## STATED EXERCISE
Write out the entire listing below exactly, with the pictures left out.

## RECORDS SUPPLIED
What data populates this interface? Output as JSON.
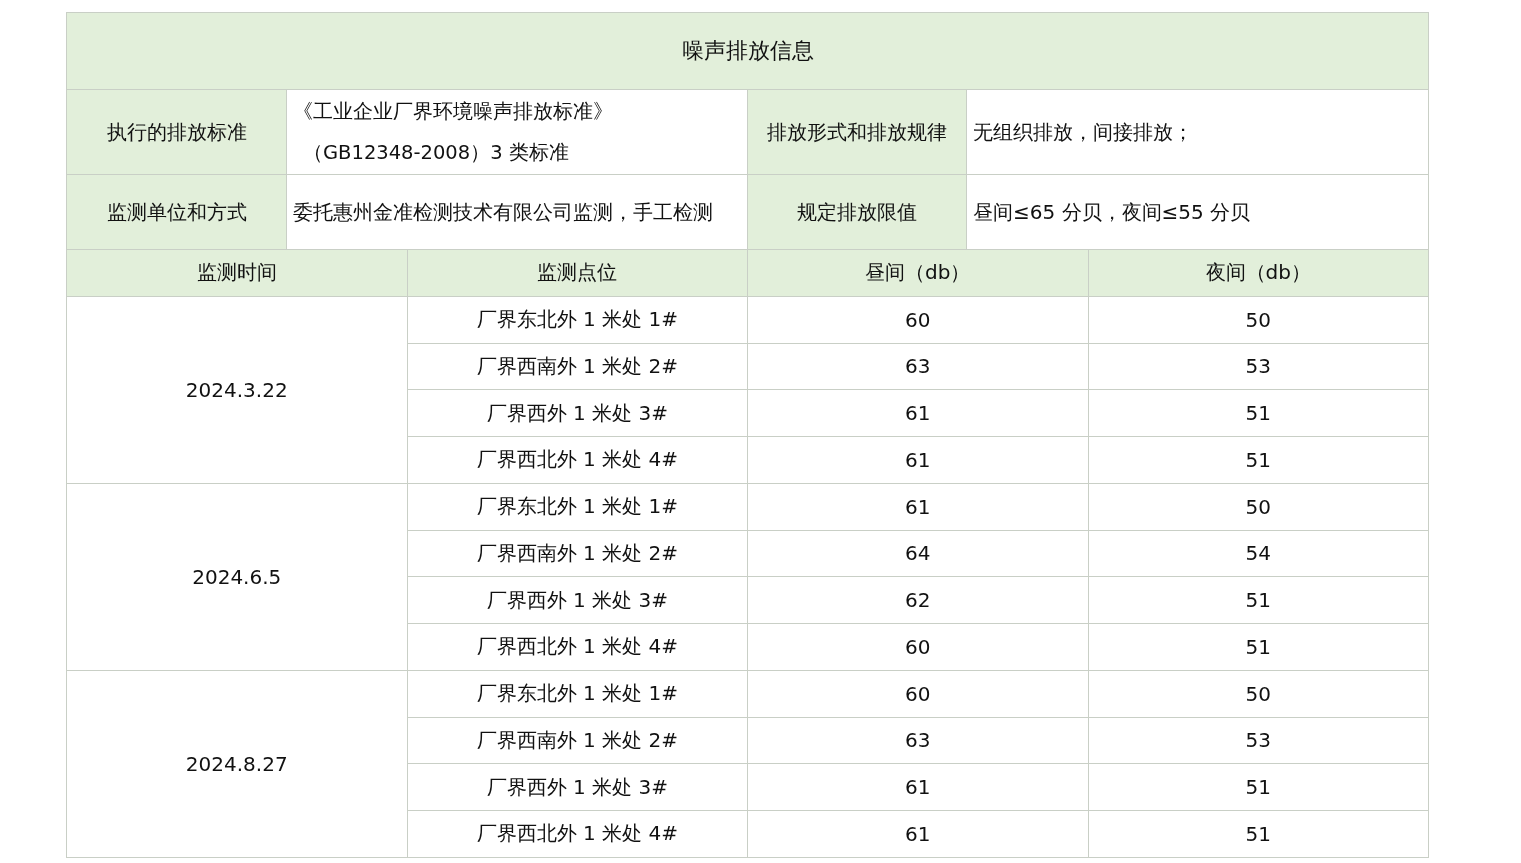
{
  "title": "噪声排放信息",
  "info": [
    {
      "label": "执行的排放标准",
      "lines": [
        "《工业企业厂界环境噪声排放标准》",
        "（GB12348-2008）3 类标准"
      ],
      "label2": "排放形式和排放规律",
      "value2": "无组织排放，间接排放；"
    },
    {
      "label": "监测单位和方式",
      "lines": [
        "委托惠州金准检测技术有限公司监测，手工检测"
      ],
      "label2": "规定排放限值",
      "value2": "昼间≤65 分贝，夜间≤55 分贝"
    }
  ],
  "columns": [
    "监测时间",
    "监测点位",
    "昼间（db）",
    "夜间（db）"
  ],
  "groups": [
    {
      "date": "2024.3.22",
      "rows": [
        {
          "point": "厂界东北外 1 米处 1#",
          "day": "60",
          "night": "50"
        },
        {
          "point": "厂界西南外 1 米处 2#",
          "day": "63",
          "night": "53"
        },
        {
          "point": "厂界西外 1 米处 3#",
          "day": "61",
          "night": "51"
        },
        {
          "point": "厂界西北外 1 米处 4#",
          "day": "61",
          "night": "51"
        }
      ]
    },
    {
      "date": "2024.6.5",
      "rows": [
        {
          "point": "厂界东北外 1 米处 1#",
          "day": "61",
          "night": "50"
        },
        {
          "point": "厂界西南外 1 米处 2#",
          "day": "64",
          "night": "54"
        },
        {
          "point": "厂界西外 1 米处 3#",
          "day": "62",
          "night": "51"
        },
        {
          "point": "厂界西北外 1 米处 4#",
          "day": "60",
          "night": "51"
        }
      ]
    },
    {
      "date": "2024.8.27",
      "rows": [
        {
          "point": "厂界东北外 1 米处 1#",
          "day": "60",
          "night": "50"
        },
        {
          "point": "厂界西南外 1 米处 2#",
          "day": "63",
          "night": "53"
        },
        {
          "point": "厂界西外 1 米处 3#",
          "day": "61",
          "night": "51"
        },
        {
          "point": "厂界西北外 1 米处 4#",
          "day": "61",
          "night": "51"
        }
      ]
    }
  ]
}
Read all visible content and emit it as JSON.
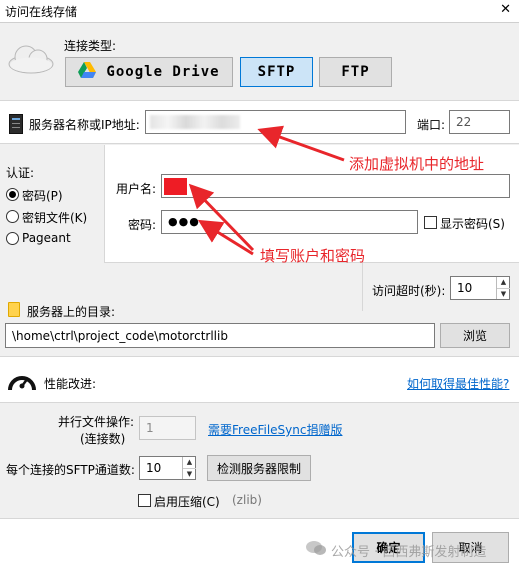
{
  "window": {
    "title": "访问在线存储",
    "close_symbol": "✕"
  },
  "connection": {
    "type_label": "连接类型:",
    "options": [
      "Google Drive",
      "SFTP",
      "FTP"
    ],
    "selected": "SFTP"
  },
  "server": {
    "name_label": "服务器名称或IP地址:",
    "name_value": "",
    "port_label": "端口:",
    "port_value": "22"
  },
  "auth": {
    "label": "认证:",
    "methods": [
      "密码(P)",
      "密钥文件(K)",
      "Pageant"
    ],
    "selected": "密码(P)",
    "username_label": "用户名:",
    "username_value": "",
    "password_label": "密码:",
    "password_value": "●●●",
    "show_password_label": "显示密码(S)"
  },
  "timeout": {
    "label": "访问超时(秒):",
    "value": "10"
  },
  "directory": {
    "label": "服务器上的目录:",
    "value": "\\home\\ctrl\\project_code\\motorctrllib",
    "browse_label": "浏览"
  },
  "performance": {
    "label": "性能改进:",
    "help_link": "如何取得最佳性能?",
    "parallel_label_1": "并行文件操作:",
    "parallel_label_2": "(连接数)",
    "parallel_value": "1",
    "donation_link": "需要FreeFileSync捐赠版",
    "channels_label": "每个连接的SFTP通道数:",
    "channels_value": "10",
    "detect_button": "检测服务器限制",
    "compression_label": "启用压缩(C)",
    "compression_note": "(zlib)"
  },
  "footer": {
    "ok": "确定",
    "cancel": "取消"
  },
  "annotations": {
    "server_note": "添加虚拟机中的地址",
    "credentials_note": "填写账户和密码",
    "watermark": "公众号 · 西西弗斯发射制造"
  },
  "colors": {
    "annotation": "#e8262b",
    "accent": "#0078d7",
    "link": "#0066cc"
  }
}
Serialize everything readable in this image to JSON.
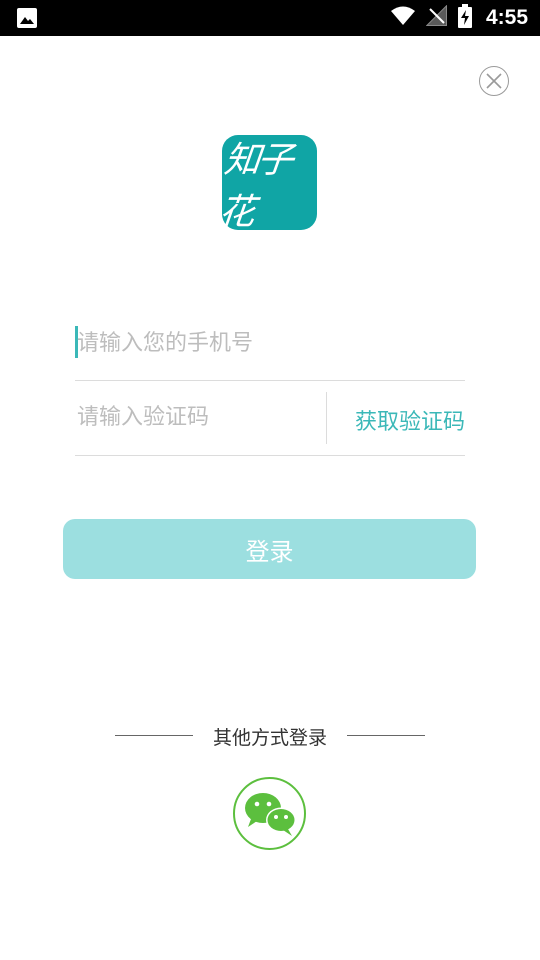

## SOLUTION TO THE EXERCISE
What data populates this interface? Output as JSON.
{
  "title": "噪声排放信息",
  "info": [
    {
      "label": "执行的排放标准",
      "lines": [
        "《工业企业厂界环境噪声排放标准》",
        "（GB12348-2008）3 类标准"
      ],
      "label2": "排放形式和排放规律",
      "value2": "无组织排放，间接排放；"
    },
    {
      "label": "监测单位和方式",
      "lines": [
        "委托惠州金准检测技术有限公司监测，手工检测"
      ],
      "label2": "规定排放限值",
      "value2": "昼间≤65 分贝，夜间≤55 分贝"
    }
  ],
  "columns": [
    "监测时间",
    "监测点位",
    "昼间（db）",
    "夜间（db）"
  ],
  "groups": [
    {
      "date": "2024.3.22",
      "rows": [
        {
          "point": "厂界东北外 1 米处 1#",
          "day": "60",
          "night": "50"
        },
        {
          "point": "厂界西南外 1 米处 2#",
          "day": "63",
          "night": "53"
        },
        {
          "point": "厂界西外 1 米处 3#",
          "day": "61",
          "night": "51"
        },
        {
          "point": "厂界西北外 1 米处 4#",
          "day": "61",
          "night": "51"
        }
      ]
    },
    {
      "date": "2024.6.5",
      "rows": [
        {
          "point": "厂界东北外 1 米处 1#",
          "day": "61",
          "night": "50"
        },
        {
          "point": "厂界西南外 1 米处 2#",
          "day": "64",
          "night": "54"
        },
        {
          "point": "厂界西外 1 米处 3#",
          "day": "62",
          "night": "51"
        },
        {
          "point": "厂界西北外 1 米处 4#",
          "day": "60",
          "night": "51"
        }
      ]
    },
    {
      "date": "2024.8.27",
      "rows": [
        {
          "point": "厂界东北外 1 米处 1#",
          "day": "60",
          "night": "50"
        },
        {
          "point": "厂界西南外 1 米处 2#",
          "day": "63",
          "night": "53"
        },
        {
          "point": "厂界西外 1 米处 3#",
          "day": "61",
          "night": "51"
        },
        {
          "point": "厂界西北外 1 米处 4#",
          "day": "61",
          "night": "51"
        }
      ]
    }
  ]
}
Read all visible content and emit it as JSON.
{
  "window": {
    "title": "访问在线存储",
    "close_symbol": "✕"
  },
  "connection": {
    "type_label": "连接类型:",
    "options": [
      "Google Drive",
      "SFTP",
      "FTP"
    ],
    "selected": "SFTP"
  },
  "server": {
    "name_label": "服务器名称或IP地址:",
    "name_value": "",
    "port_label": "端口:",
    "port_value": "22"
  },
  "auth": {
    "label": "认证:",
    "methods": [
      "密码(P)",
      "密钥文件(K)",
      "Pageant"
    ],
    "selected": "密码(P)",
    "username_label": "用户名:",
    "username_value": "",
    "password_label": "密码:",
    "password_value": "●●●",
    "show_password_label": "显示密码(S)"
  },
  "timeout": {
    "label": "访问超时(秒):",
    "value": "10"
  },
  "directory": {
    "label": "服务器上的目录:",
    "value": "\\home\\ctrl\\project_code\\motorctrllib",
    "browse_label": "浏览"
  },
  "performance": {
    "label": "性能改进:",
    "help_link": "如何取得最佳性能?",
    "parallel_label_1": "并行文件操作:",
    "parallel_label_2": "(连接数)",
    "parallel_value": "1",
    "donation_link": "需要FreeFileSync捐赠版",
    "channels_label": "每个连接的SFTP通道数:",
    "channels_value": "10",
    "detect_button": "检测服务器限制",
    "compression_label": "启用压缩(C)",
    "compression_note": "(zlib)"
  },
  "footer": {
    "ok": "确定",
    "cancel": "取消"
  },
  "annotations": {
    "server_note": "添加虚拟机中的地址",
    "credentials_note": "填写账户和密码",
    "watermark": "公众号 · 西西弗斯发射制造"
  },
  "colors": {
    "annotation": "#e8262b",
    "accent": "#0078d7",
    "link": "#0066cc"
  }
}
Serialize everything readable in this image to JSON.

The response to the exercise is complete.